_Problem requirements:_ Select every line holding the word "against" and copy it.
========================================
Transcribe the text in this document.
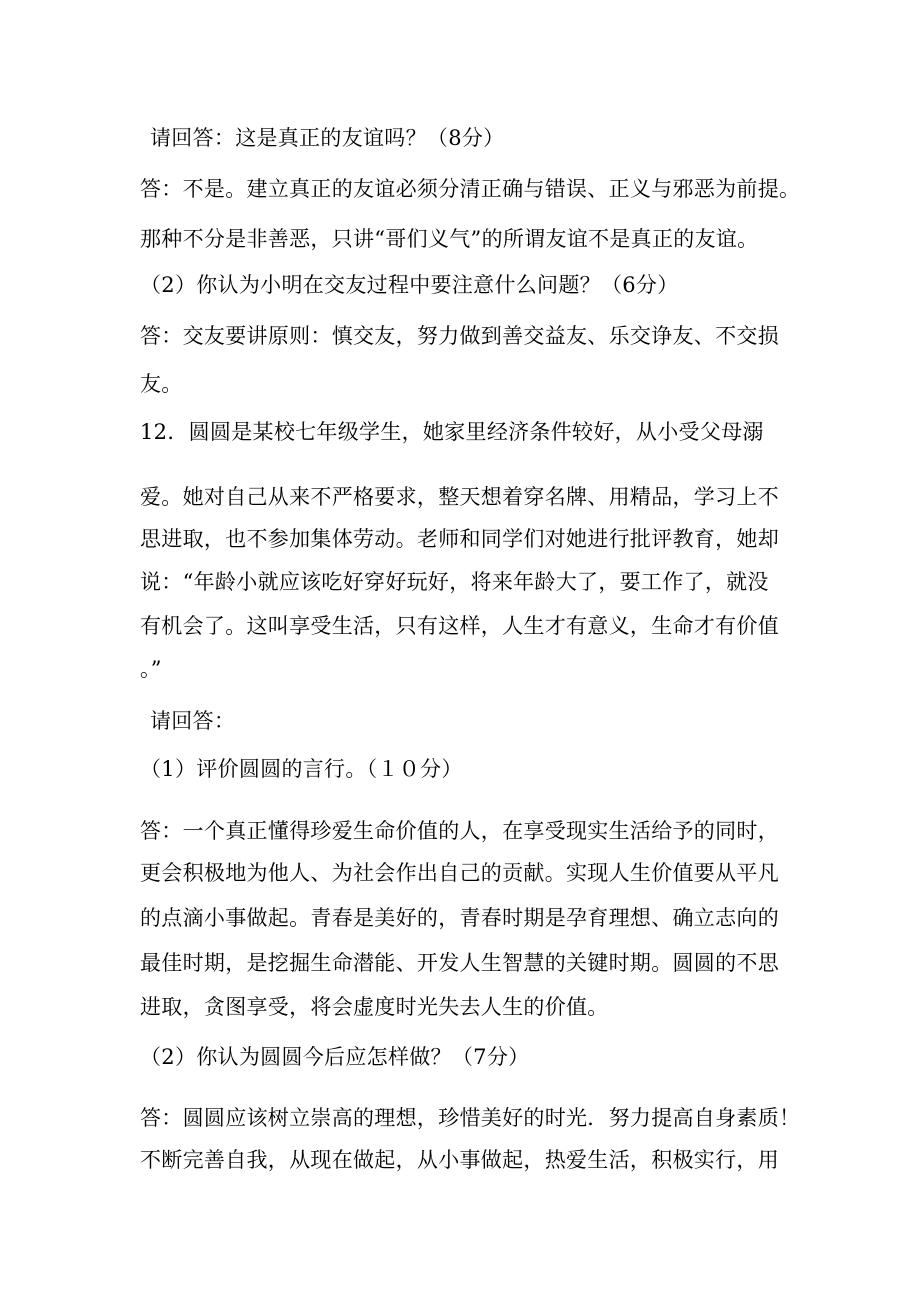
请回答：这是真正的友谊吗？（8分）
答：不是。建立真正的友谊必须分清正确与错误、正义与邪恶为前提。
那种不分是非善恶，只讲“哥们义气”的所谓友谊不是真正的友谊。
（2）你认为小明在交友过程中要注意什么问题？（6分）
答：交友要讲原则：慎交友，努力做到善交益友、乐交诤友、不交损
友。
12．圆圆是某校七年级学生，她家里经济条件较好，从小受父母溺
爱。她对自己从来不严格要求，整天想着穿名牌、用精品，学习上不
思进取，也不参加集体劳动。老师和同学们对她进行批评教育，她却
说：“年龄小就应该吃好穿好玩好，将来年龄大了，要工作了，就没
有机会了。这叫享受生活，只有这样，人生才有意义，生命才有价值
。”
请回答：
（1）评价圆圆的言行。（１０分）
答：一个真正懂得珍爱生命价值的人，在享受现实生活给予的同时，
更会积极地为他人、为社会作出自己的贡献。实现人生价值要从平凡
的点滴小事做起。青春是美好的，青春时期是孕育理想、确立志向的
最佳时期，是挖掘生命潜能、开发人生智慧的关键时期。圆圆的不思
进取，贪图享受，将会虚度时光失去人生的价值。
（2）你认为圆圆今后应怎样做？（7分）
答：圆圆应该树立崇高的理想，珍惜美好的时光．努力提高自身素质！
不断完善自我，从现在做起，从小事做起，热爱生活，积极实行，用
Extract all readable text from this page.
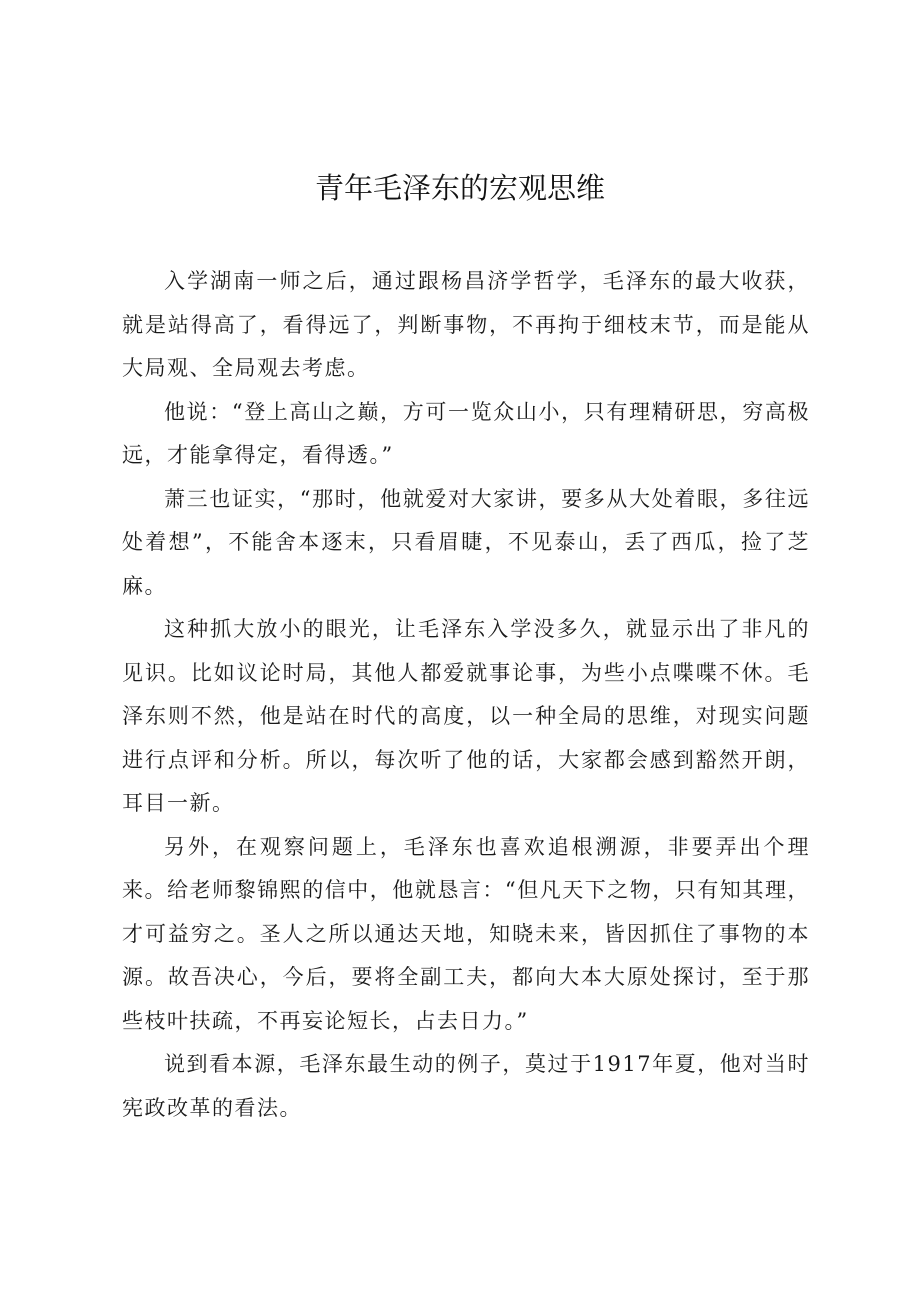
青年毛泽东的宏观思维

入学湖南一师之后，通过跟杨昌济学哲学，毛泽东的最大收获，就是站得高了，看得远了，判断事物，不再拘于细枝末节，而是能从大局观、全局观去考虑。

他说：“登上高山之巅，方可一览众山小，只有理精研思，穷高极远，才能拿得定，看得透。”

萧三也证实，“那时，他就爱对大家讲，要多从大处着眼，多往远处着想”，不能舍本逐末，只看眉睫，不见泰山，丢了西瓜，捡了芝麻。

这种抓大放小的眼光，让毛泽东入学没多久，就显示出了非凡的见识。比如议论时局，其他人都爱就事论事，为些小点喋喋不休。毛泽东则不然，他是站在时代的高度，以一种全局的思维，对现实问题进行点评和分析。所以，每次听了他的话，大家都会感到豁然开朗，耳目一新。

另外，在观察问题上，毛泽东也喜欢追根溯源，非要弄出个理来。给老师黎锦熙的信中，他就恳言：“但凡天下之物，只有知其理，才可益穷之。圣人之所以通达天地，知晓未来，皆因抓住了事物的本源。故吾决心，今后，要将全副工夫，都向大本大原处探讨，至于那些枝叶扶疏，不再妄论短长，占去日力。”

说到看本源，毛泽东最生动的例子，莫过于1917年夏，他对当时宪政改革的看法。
========================================
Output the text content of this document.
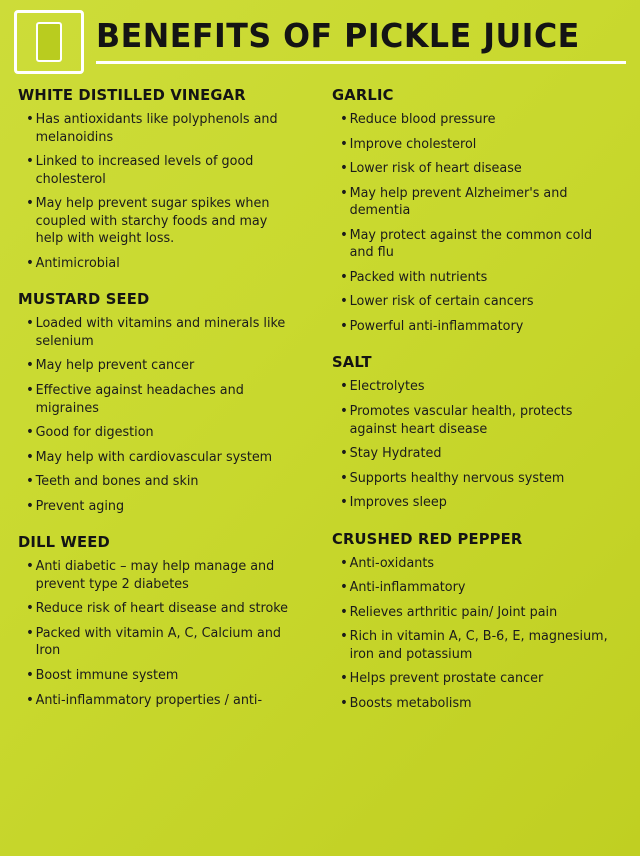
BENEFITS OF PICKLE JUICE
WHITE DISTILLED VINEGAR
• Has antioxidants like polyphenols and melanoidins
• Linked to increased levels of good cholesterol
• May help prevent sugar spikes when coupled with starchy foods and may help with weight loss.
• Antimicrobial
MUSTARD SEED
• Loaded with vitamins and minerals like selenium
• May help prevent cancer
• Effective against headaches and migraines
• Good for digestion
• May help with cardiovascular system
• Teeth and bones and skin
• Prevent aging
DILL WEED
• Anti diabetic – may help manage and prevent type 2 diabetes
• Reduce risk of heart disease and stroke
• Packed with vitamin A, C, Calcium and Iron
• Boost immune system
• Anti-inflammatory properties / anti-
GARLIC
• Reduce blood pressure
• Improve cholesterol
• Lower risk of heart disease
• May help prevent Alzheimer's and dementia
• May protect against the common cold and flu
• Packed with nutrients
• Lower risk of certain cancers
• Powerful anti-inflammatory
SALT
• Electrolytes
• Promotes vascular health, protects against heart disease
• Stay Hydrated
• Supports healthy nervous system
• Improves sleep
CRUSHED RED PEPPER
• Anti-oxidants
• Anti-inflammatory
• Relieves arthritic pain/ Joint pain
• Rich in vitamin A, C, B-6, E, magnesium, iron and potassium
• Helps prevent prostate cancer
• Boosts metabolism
========================================
_The result:_
• Effective against headaches and migraines
• May protect against the common cold and flu
• Promotes vascular health, protects against heart disease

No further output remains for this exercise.